▶ _Task details_
Please copy the material from the line containing "filter-icon: [40, 205, 56, 221]" through the line containing "top-bar: 优采云 管理控制台: [14, 0, 1274, 70]", replacing "edit-icon" with "pencil-icon" and leaving everything else untouched. Give back only those lines.

+ + +

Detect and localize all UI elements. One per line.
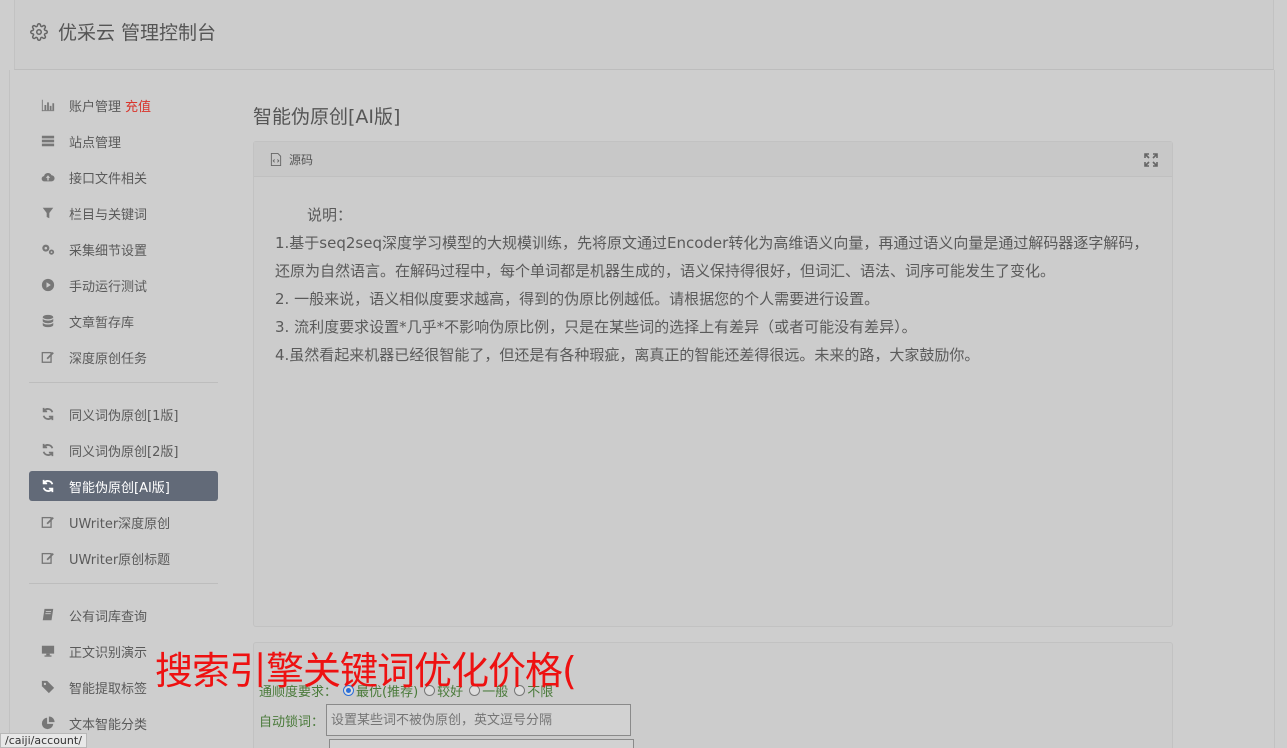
filter-icon: [40, 205, 56, 221]
sidebar-item-label: 文本智能分类: [69, 717, 148, 733]
description-line: 4.虽然看起来机器已经很智能了，但还是有各种瑕疵，离真正的智能还差得很远。未来的…: [275, 346, 980, 364]
sidebar-item-uwriter-title[interactable]: UWriter原创标题: [29, 543, 218, 573]
sidebar-item-uwriter-deep[interactable]: UWriter深度原创: [29, 507, 218, 537]
sidebar-item-label: 采集细节设置: [69, 243, 148, 259]
sidebar-item-columns-keywords[interactable]: 栏目与关键词: [29, 198, 218, 228]
sidebar-item-label: 手动运行测试: [69, 279, 148, 295]
edit-icon: [40, 349, 56, 365]
sidebar-item-label: 正文识别演示: [69, 645, 148, 661]
refresh-icon: [40, 442, 56, 458]
app-title: 优采云 管理控制台: [58, 22, 217, 44]
page-title: 智能伪原创[AI版]: [253, 106, 401, 128]
sidebar-item-article-store[interactable]: 文章暂存库: [29, 306, 218, 336]
recharge-link[interactable]: 充值: [125, 96, 151, 115]
description-line: 3. 流利度要求设置*几乎*不影响伪原比例，只是在某些词的选择上有差异（或者可能…: [275, 318, 917, 336]
sidebar-item-synonym-v1[interactable]: 同义词伪原创[1版]: [29, 399, 218, 429]
sidebar-item-label: 账户管理: [69, 99, 122, 115]
sidebar-divider: [29, 382, 218, 383]
edit-icon: [40, 514, 56, 530]
sidebar-item-collect-settings[interactable]: 采集细节设置: [29, 234, 218, 264]
play-circle-icon: [40, 277, 56, 293]
sidebar-item-public-lexicon[interactable]: 公有词库查询: [29, 600, 218, 630]
sidebar-item-label: 站点管理: [69, 135, 122, 151]
lock-row: 自动锁词：: [259, 704, 632, 736]
server-icon: [40, 133, 56, 149]
sidebar-item-interface-files[interactable]: 接口文件相关: [29, 162, 218, 192]
top-bar: 优采云 管理控制台: [14, 0, 1274, 70]
panel-body: 说明： 1.基于seq2seq深度学习模型的大规模训练，先将原文通过Encode…: [254, 177, 1172, 369]
file-code-icon: [270, 152, 282, 166]
lock-words-input[interactable]: [326, 704, 632, 736]
panel-header-label: 源码: [289, 152, 314, 167]
lock-label: 自动锁词：: [259, 714, 325, 730]
tag-icon: [40, 679, 56, 695]
source-panel: 源码 说明： 1.基于seq2seq深度学习模型的大规模训练，先将原文通过Enc…: [253, 141, 1173, 627]
sidebar-item-label: 公有词库查询: [69, 609, 148, 625]
brand[interactable]: 优采云 管理控制台: [30, 18, 216, 45]
sidebar-item-ai-rewrite[interactable]: 智能伪原创[AI版]: [29, 471, 218, 501]
sidebar-divider: [29, 583, 218, 584]
panel-header: 源码: [254, 142, 1172, 177]
sidebar-item-account[interactable]: 账户管理 充值: [29, 90, 218, 120]
sidebar-item-deep-original[interactable]: 深度原创任务: [29, 342, 218, 372]
page-edge: [1274, 70, 1275, 748]
sidebar-item-label: 同义词伪原创[1版]: [69, 408, 179, 424]
refresh-icon: [40, 406, 56, 422]
page-edge: [9, 70, 10, 748]
cloud-upload-icon: [40, 169, 56, 185]
sidebar-item-label: 同义词伪原创[2版]: [69, 444, 179, 460]
sidebar-item-sites[interactable]: 站点管理: [29, 126, 218, 156]
monitor-icon: [40, 643, 56, 659]
gears-icon: [40, 241, 56, 257]
sidebar-item-label: UWriter原创标题: [69, 552, 171, 568]
sidebar-item-manual-run[interactable]: 手动运行测试: [29, 270, 218, 300]
status-bar-url: /caiji/account/: [0, 733, 87, 748]
intro-text: 说明：: [307, 206, 353, 224]
sidebar-item-label: 智能提取标签: [69, 681, 148, 697]
edit-icon: [40, 550, 56, 566]
bar-chart-icon: [40, 97, 56, 113]
sidebar-item-label: UWriter深度原创: [69, 516, 171, 532]
refresh-icon: [40, 478, 56, 494]
overlay-headline: 搜索引擎关键词优化价格(: [155, 649, 577, 693]
description-line: 2. 一般来说，语义相似度要求越高，得到的伪原比例越低。请根据您的个人需要进行设…: [275, 290, 880, 308]
description-line: 1.基于seq2seq深度学习模型的大规模训练，先将原文通过Encoder转化为…: [275, 234, 1149, 280]
gear-icon: [30, 22, 48, 41]
sidebar-item-label: 接口文件相关: [69, 171, 148, 187]
sidebar-item-label: 深度原创任务: [69, 351, 148, 367]
expand-icon[interactable]: [1144, 153, 1158, 167]
sidebar-item-synonym-v2[interactable]: 同义词伪原创[2版]: [29, 435, 218, 465]
book-icon: [40, 607, 56, 623]
sidebar-item-label: 文章暂存库: [69, 315, 135, 331]
sidebar-item-label: 栏目与关键词: [69, 207, 148, 223]
database-icon: [40, 313, 56, 329]
text-area[interactable]: [329, 739, 634, 748]
pie-chart-icon: [40, 715, 56, 731]
sidebar-item-label: 智能伪原创[AI版]: [69, 480, 170, 496]
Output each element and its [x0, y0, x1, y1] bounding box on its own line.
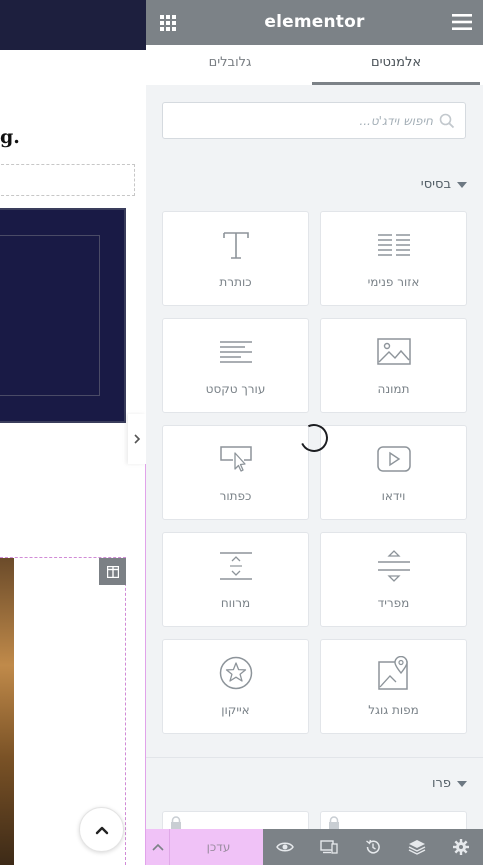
- preview-button[interactable]: [263, 829, 307, 865]
- heading-icon: [222, 232, 249, 259]
- text-editor-icon: [219, 341, 252, 363]
- save-options-button[interactable]: [146, 829, 170, 865]
- widget-search-input[interactable]: [171, 103, 433, 138]
- search-icon: [439, 113, 455, 129]
- canvas-photo: [0, 558, 14, 865]
- element-divider[interactable]: מפריד: [320, 532, 467, 627]
- element-label: כותרת: [219, 275, 252, 289]
- history-icon: [366, 839, 380, 854]
- element-google-maps[interactable]: מפות גוגל: [320, 639, 467, 734]
- element-icon[interactable]: אייקון: [162, 639, 309, 734]
- editor-root: g. elementor אלמנטים גלובלים חיפוש וידג'…: [0, 0, 483, 865]
- canvas-section-outline-right: [125, 558, 126, 865]
- lock-icon: [171, 816, 181, 830]
- inner-section-icon: [377, 234, 410, 256]
- panel-collapse-toggle[interactable]: [128, 414, 146, 464]
- spacer-icon: [219, 552, 252, 580]
- layers-icon: [408, 840, 426, 855]
- element-heading[interactable]: כותרת: [162, 211, 309, 306]
- widgets-grid-button[interactable]: [160, 15, 176, 31]
- divider-icon: [377, 550, 410, 582]
- button-icon: [219, 446, 252, 472]
- navigator-button[interactable]: [395, 829, 439, 865]
- gear-icon: [453, 839, 469, 855]
- chevron-up-icon: [151, 843, 164, 851]
- update-button[interactable]: עדכן: [174, 829, 263, 865]
- element-inner-section[interactable]: אזור פנימי: [320, 211, 467, 306]
- video-icon: [376, 446, 411, 472]
- canvas-empty-widget[interactable]: [0, 164, 135, 196]
- pro-element-locked[interactable]: [162, 811, 309, 831]
- element-label: תמונה: [377, 382, 410, 396]
- image-icon: [376, 338, 411, 365]
- tab-elements[interactable]: אלמנטים: [312, 45, 480, 85]
- canvas-navy-inner-frame: [0, 235, 100, 396]
- panel-tabs: אלמנטים גלובלים: [146, 45, 483, 85]
- tab-globals[interactable]: גלובלים: [146, 45, 314, 85]
- chevron-up-icon: [95, 826, 108, 834]
- element-label: מרווח: [220, 596, 251, 610]
- element-label: עורך טקסט: [205, 382, 266, 396]
- hamburger-menu-button[interactable]: [452, 13, 472, 31]
- panel-header: elementor: [146, 0, 483, 45]
- element-label: וידאו: [381, 489, 406, 503]
- canvas-heading-fragment[interactable]: g.: [0, 126, 20, 148]
- category-pro-header[interactable]: פרו: [432, 774, 467, 794]
- element-label: כפתור: [219, 489, 252, 503]
- element-video[interactable]: וידאו: [320, 425, 467, 520]
- element-label: אזור פנימי: [367, 275, 420, 289]
- responsive-icon: [320, 840, 338, 854]
- column-handle-icon[interactable]: [99, 558, 126, 585]
- hamburger-icon: [452, 14, 472, 30]
- elementor-panel: elementor אלמנטים גלובלים חיפוש וידג'ט..…: [146, 0, 483, 865]
- category-basic-title: בסיסי: [420, 177, 451, 192]
- google-maps-icon: [377, 656, 408, 690]
- lock-icon: [329, 816, 339, 830]
- update-button-group: עדכן: [146, 829, 263, 865]
- eye-icon: [276, 842, 294, 852]
- panel-footer: עדכן: [146, 829, 483, 865]
- element-text-editor[interactable]: עורך טקסט: [162, 318, 309, 413]
- settings-button[interactable]: [439, 829, 483, 865]
- caret-down-icon: [457, 781, 467, 787]
- element-button[interactable]: כפתור: [162, 425, 309, 520]
- widget-search: [162, 102, 466, 139]
- preview-canvas[interactable]: g.: [0, 0, 146, 865]
- pro-element-locked[interactable]: [320, 811, 467, 831]
- category-pro-title: פרו: [432, 776, 451, 791]
- star-icon: [219, 656, 252, 690]
- category-basic-header[interactable]: בסיסי: [421, 175, 467, 195]
- elementor-logo: elementor: [264, 12, 365, 32]
- responsive-mode-button[interactable]: [307, 829, 351, 865]
- category-separator: [146, 746, 483, 758]
- element-label: מפריד: [377, 596, 410, 610]
- canvas-top-bar: [0, 0, 146, 50]
- caret-down-icon: [457, 182, 467, 188]
- history-button[interactable]: [351, 829, 395, 865]
- element-spacer[interactable]: מרווח: [162, 532, 309, 627]
- element-image[interactable]: תמונה: [320, 318, 467, 413]
- element-label: אייקון: [221, 703, 250, 717]
- scroll-to-top-button[interactable]: [79, 807, 124, 852]
- element-label: מפות גוגל: [368, 703, 419, 717]
- chevron-right-icon: [134, 434, 141, 444]
- grid-icon: [160, 15, 176, 31]
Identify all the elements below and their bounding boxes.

+ + +

▶ _Output of the exercise_
filter-icon: [40, 205, 56, 221]
sidebar-item-label: 文本智能分类: [69, 717, 148, 733]
description-line: 4.虽然看起来机器已经很智能了，但还是有各种瑕疵，离真正的智能还差得很远。未来的…: [275, 346, 980, 364]
sidebar-item-uwriter-title[interactable]: UWriter原创标题: [29, 543, 218, 573]
sidebar-item-uwriter-deep[interactable]: UWriter深度原创: [29, 507, 218, 537]
sidebar-item-label: 采集细节设置: [69, 243, 148, 259]
sidebar-item-columns-keywords[interactable]: 栏目与关键词: [29, 198, 218, 228]
sidebar-item-label: 手动运行测试: [69, 279, 148, 295]
pencil-icon: [40, 349, 56, 365]
sidebar-item-label: 正文识别演示: [69, 645, 148, 661]
refresh-icon: [40, 442, 56, 458]
app-title: 优采云 管理控制台: [58, 22, 217, 44]
page-title: 智能伪原创[AI版]: [253, 106, 401, 128]
sidebar-item-article-store[interactable]: 文章暂存库: [29, 306, 218, 336]
recharge-link[interactable]: 充值: [125, 96, 151, 115]
description-line: 3. 流利度要求设置*几乎*不影响伪原比例，只是在某些词的选择上有差异（或者可能…: [275, 318, 917, 336]
sidebar-item-synonym-v1[interactable]: 同义词伪原创[1版]: [29, 399, 218, 429]
sidebar-item-label: 账户管理: [69, 99, 122, 115]
sidebar-divider: [29, 382, 218, 383]
pencil-icon: [40, 514, 56, 530]
sidebar-item-collect-settings[interactable]: 采集细节设置: [29, 234, 218, 264]
play-circle-icon: [40, 277, 56, 293]
sidebar-item-public-lexicon[interactable]: 公有词库查询: [29, 600, 218, 630]
sidebar-item-label: 站点管理: [69, 135, 122, 151]
lock-row: 自动锁词：: [259, 704, 632, 736]
server-icon: [40, 133, 56, 149]
sidebar-item-interface-files[interactable]: 接口文件相关: [29, 162, 218, 192]
top-bar: 优采云 管理控制台: [14, 0, 1274, 70]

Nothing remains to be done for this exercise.